What is expected: Below are some entries. Copy each line that holds the string "normal".

Stored items:
• • • • • • •
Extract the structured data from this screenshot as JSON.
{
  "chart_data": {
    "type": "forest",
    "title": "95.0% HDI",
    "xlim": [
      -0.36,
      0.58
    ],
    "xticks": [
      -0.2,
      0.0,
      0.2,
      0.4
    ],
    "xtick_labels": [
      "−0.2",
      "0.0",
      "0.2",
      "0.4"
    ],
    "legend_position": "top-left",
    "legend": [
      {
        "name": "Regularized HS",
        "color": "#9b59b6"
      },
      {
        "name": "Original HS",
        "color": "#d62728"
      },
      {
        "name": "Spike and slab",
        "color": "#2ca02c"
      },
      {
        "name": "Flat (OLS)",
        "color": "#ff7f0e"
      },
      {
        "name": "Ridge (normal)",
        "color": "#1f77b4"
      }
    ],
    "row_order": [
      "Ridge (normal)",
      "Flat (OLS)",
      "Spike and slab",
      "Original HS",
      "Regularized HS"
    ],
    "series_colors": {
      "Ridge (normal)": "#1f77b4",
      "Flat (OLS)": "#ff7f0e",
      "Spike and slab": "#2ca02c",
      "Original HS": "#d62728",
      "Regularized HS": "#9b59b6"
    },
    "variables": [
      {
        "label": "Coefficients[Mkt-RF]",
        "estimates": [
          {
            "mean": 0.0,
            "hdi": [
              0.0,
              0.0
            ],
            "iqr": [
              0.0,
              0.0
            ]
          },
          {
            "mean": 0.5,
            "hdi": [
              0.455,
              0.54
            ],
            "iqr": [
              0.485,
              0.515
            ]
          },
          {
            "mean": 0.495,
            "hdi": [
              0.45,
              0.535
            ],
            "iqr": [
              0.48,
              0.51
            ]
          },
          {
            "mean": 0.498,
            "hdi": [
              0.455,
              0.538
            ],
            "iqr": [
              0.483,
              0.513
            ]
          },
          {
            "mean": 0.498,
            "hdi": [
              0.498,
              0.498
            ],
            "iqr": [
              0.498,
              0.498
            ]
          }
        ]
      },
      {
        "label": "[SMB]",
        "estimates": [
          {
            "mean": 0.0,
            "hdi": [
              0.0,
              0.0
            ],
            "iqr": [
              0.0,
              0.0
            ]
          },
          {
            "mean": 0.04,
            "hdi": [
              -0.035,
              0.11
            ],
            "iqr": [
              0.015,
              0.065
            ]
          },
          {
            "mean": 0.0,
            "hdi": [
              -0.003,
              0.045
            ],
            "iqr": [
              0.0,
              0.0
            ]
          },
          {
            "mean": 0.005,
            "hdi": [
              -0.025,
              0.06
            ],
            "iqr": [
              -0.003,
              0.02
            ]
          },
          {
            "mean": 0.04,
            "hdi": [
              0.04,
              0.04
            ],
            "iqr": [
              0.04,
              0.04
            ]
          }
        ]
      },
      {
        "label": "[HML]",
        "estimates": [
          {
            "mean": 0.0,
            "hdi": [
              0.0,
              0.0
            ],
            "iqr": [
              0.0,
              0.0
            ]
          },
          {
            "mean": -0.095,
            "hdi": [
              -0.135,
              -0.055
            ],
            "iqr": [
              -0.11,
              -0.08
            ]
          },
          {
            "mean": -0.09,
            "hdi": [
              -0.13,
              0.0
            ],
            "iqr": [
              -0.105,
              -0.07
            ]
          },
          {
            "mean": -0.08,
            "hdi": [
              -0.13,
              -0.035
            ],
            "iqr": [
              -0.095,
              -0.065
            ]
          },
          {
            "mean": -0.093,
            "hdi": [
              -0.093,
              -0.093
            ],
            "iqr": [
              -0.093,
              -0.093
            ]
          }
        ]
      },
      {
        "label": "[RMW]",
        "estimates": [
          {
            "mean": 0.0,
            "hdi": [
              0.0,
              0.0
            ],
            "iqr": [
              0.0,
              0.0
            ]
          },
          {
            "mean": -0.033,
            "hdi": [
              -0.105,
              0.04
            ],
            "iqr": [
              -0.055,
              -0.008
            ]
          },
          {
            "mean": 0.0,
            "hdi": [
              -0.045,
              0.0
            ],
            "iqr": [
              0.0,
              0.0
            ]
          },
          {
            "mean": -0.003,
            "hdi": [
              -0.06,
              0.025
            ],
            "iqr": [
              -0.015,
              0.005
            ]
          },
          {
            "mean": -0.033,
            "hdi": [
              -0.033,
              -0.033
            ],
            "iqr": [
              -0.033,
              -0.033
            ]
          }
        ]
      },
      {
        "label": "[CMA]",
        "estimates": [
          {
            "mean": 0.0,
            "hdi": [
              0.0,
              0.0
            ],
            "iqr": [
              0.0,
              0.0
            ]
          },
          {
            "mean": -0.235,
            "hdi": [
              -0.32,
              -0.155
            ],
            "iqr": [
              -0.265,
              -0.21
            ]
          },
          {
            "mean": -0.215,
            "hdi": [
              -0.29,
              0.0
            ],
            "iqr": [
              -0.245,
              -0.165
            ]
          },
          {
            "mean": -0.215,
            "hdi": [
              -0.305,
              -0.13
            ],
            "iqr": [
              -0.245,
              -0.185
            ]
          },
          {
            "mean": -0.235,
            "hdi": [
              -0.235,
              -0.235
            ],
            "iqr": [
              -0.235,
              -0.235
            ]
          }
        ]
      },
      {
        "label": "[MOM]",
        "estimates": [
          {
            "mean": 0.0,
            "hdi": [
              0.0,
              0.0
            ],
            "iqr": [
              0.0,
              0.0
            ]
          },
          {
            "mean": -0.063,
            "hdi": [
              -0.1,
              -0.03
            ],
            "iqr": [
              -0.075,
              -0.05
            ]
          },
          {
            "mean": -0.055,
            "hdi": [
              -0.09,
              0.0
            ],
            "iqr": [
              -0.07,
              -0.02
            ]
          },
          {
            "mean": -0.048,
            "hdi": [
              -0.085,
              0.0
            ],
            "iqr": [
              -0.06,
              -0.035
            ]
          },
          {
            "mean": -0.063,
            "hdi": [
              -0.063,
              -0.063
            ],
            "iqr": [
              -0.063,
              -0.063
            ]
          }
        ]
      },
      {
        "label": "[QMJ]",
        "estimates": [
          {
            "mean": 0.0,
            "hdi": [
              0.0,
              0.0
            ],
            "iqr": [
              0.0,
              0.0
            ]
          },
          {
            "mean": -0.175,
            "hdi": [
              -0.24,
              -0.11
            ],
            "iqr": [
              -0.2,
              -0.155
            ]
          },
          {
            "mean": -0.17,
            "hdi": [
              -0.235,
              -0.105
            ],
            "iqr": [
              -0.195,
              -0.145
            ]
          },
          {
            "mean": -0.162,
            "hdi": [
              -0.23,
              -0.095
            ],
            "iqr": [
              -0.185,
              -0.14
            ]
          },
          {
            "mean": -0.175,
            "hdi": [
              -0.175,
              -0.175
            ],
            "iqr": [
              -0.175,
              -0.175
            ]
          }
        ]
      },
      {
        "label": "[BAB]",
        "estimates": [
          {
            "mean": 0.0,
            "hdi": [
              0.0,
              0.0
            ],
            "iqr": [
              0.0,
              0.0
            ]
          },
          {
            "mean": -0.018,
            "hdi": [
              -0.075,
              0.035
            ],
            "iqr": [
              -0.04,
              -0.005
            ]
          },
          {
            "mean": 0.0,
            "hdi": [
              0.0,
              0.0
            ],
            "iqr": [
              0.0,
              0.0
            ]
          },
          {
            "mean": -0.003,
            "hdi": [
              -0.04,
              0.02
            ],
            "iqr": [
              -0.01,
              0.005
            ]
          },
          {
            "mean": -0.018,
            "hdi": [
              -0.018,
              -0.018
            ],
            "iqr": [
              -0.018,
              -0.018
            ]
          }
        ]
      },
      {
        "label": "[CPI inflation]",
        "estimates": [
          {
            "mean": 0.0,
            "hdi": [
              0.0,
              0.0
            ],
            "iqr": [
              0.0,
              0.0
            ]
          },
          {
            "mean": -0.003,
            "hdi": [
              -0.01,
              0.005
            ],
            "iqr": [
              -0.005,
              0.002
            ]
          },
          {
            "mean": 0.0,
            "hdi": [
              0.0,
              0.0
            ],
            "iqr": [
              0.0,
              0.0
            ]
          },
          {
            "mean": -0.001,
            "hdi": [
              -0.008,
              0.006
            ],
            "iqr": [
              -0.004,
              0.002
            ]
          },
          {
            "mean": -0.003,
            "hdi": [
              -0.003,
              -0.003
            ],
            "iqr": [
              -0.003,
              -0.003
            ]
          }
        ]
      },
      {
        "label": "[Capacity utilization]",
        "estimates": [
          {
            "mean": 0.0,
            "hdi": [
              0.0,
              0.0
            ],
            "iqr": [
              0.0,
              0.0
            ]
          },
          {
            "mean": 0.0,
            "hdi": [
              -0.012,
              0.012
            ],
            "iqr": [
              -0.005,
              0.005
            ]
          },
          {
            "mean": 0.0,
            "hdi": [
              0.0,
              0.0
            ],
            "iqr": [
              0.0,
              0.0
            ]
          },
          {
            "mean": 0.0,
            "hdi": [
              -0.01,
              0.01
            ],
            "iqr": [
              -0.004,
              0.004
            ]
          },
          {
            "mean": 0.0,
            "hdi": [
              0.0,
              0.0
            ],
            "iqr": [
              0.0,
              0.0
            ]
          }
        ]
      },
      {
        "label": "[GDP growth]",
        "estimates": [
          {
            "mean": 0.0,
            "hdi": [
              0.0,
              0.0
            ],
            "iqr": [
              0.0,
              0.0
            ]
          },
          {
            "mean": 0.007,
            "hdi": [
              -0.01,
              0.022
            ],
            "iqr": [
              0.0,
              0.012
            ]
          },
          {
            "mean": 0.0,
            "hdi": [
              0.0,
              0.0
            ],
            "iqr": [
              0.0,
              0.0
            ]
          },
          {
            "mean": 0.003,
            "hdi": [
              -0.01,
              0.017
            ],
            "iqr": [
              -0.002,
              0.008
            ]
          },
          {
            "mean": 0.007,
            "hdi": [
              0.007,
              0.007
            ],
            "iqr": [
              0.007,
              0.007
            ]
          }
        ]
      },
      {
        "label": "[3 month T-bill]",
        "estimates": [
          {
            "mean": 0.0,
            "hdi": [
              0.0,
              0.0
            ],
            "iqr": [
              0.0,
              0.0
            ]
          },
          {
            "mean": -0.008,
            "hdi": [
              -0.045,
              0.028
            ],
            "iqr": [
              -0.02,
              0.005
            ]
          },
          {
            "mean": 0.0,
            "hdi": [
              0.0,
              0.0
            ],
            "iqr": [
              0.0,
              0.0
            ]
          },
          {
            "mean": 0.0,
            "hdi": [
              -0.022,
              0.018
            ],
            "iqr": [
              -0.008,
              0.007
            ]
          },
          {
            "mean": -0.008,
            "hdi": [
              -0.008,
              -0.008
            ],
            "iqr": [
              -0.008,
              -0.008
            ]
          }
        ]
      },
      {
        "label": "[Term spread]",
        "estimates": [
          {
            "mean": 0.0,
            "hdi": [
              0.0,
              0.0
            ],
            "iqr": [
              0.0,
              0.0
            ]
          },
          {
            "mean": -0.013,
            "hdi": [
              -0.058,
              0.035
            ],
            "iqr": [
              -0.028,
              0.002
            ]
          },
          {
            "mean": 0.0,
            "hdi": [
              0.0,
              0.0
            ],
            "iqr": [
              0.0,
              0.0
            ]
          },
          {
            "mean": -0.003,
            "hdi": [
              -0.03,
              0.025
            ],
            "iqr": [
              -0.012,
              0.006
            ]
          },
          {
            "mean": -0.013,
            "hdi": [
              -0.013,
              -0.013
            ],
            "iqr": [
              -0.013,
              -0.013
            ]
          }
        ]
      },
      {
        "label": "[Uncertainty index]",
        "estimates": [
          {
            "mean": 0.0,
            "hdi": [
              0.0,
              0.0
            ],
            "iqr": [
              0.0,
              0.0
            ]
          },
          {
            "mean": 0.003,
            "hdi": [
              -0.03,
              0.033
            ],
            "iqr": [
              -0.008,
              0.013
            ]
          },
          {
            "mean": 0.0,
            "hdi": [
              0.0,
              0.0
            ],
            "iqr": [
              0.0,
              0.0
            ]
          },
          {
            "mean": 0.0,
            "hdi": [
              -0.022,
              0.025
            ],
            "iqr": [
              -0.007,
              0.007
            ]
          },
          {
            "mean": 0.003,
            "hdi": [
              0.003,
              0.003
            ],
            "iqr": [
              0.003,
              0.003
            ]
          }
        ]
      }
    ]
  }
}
• • • • • • •
The result:
        "name": "Ridge (normal)",
      "Ridge (normal)",
      "Ridge (normal)": "#1f77b4",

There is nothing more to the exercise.